*Your task:* Copy the listing below in full and skip every picture.

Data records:
[START]
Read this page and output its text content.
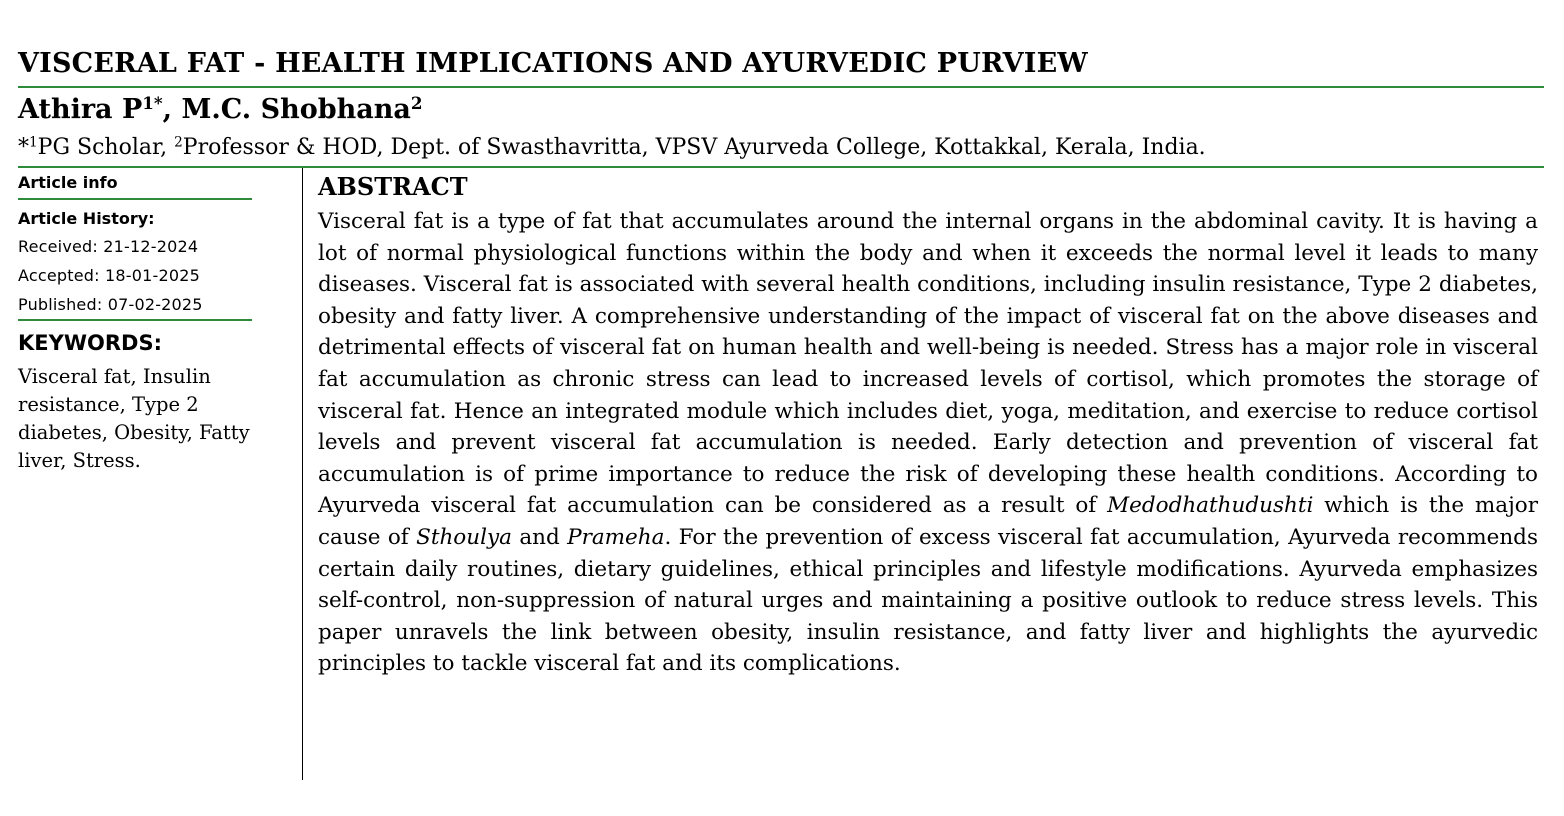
VISCERAL FAT - HEALTH IMPLICATIONS AND AYURVEDIC PURVIEW
Athira $P^{1*}$, M.C. Shobhana$^2$
*$^1$PG Scholar, $^2$Professor & HOD, Dept. of Swasthavritta, VPSV Ayurveda College, Kottakkal, Kerala, India.
Article info
Article History:
Received: 21-12-2024
Accepted: 18-01-2025
Published: 07-02-2025
KEYWORDS:
Visceral fat, Insulin resistance, Type 2 diabetes, Obesity, Fatty liver, Stress.
ABSTRACT

Visceral fat is a type of fat that accumulates around the internal organs in the abdominal cavity. It is having a lot of normal physiological functions within the body and when it exceeds the normal level it leads to many diseases. Visceral fat is associated with several health conditions, including insulin resistance, Type 2 diabetes, obesity and fatty liver. A comprehensive understanding of the impact of visceral fat on the above diseases and detrimental effects of visceral fat on human health and well-being is needed. Stress has a major role in visceral fat accumulation as chronic stress can lead to increased levels of cortisol, which promotes the storage of visceral fat. Hence an integrated module which includes diet, yoga, meditation, and exercise to reduce cortisol levels and prevent visceral fat accumulation is needed. Early detection and prevention of visceral fat accumulation is of prime importance to reduce the risk of developing these health conditions. According to Ayurveda visceral fat accumulation can be considered as a result of Medodhathudushti which is the major cause of Sthoulya and Prameha. For the prevention of excess visceral fat accumulation, Ayurveda recommends certain daily routines, dietary guidelines, ethical principles and lifestyle modifications. Ayurveda emphasizes self-control, non-suppression of natural urges and maintaining a positive outlook to reduce stress levels. This paper unravels the link between obesity, insulin resistance, and fatty liver and highlights the ayurvedic principles to tackle visceral fat and its complications.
[END]
*Expected answer:*
Read this page and output its text content.
VISCERAL FAT - HEALTH IMPLICATIONS AND AYURVEDIC PURVIEW
Athira $P^{1*}$, M.C. Shobhana$^2$
*$^1$PG Scholar, $^2$Professor & HOD, Dept. of Swasthavritta, VPSV Ayurveda College, Kottakkal, Kerala, India.
Article info
Article History:
Received: 21-12-2024
Accepted: 18-01-2025
Published: 07-02-2025
KEYWORDS:
Visceral fat, Insulin resistance, Type 2 diabetes, Obesity, Fatty liver, Stress.
ABSTRACT

Visceral fat is a type of fat that accumulates around the internal organs in the abdominal cavity. It is having a lot of normal physiological functions within the body and when it exceeds the normal level it leads to many diseases. Visceral fat is associated with several health conditions, including insulin resistance, Type 2 diabetes, obesity and fatty liver. A comprehensive understanding of the impact of visceral fat on the above diseases and detrimental effects of visceral fat on human health and well-being is needed. Stress has a major role in visceral fat accumulation as chronic stress can lead to increased levels of cortisol, which promotes the storage of visceral fat. Hence an integrated module which includes diet, yoga, meditation, and exercise to reduce cortisol levels and prevent visceral fat accumulation is needed. Early detection and prevention of visceral fat accumulation is of prime importance to reduce the risk of developing these health conditions. According to Ayurveda visceral fat accumulation can be considered as a result of Medodhathudushti which is the major cause of Sthoulya and Prameha. For the prevention of excess visceral fat accumulation, Ayurveda recommends certain daily routines, dietary guidelines, ethical principles and lifestyle modifications. Ayurveda emphasizes self-control, non-suppression of natural urges and maintaining a positive outlook to reduce stress levels. This paper unravels the link between obesity, insulin resistance, and fatty liver and highlights the ayurvedic principles to tackle visceral fat and its complications.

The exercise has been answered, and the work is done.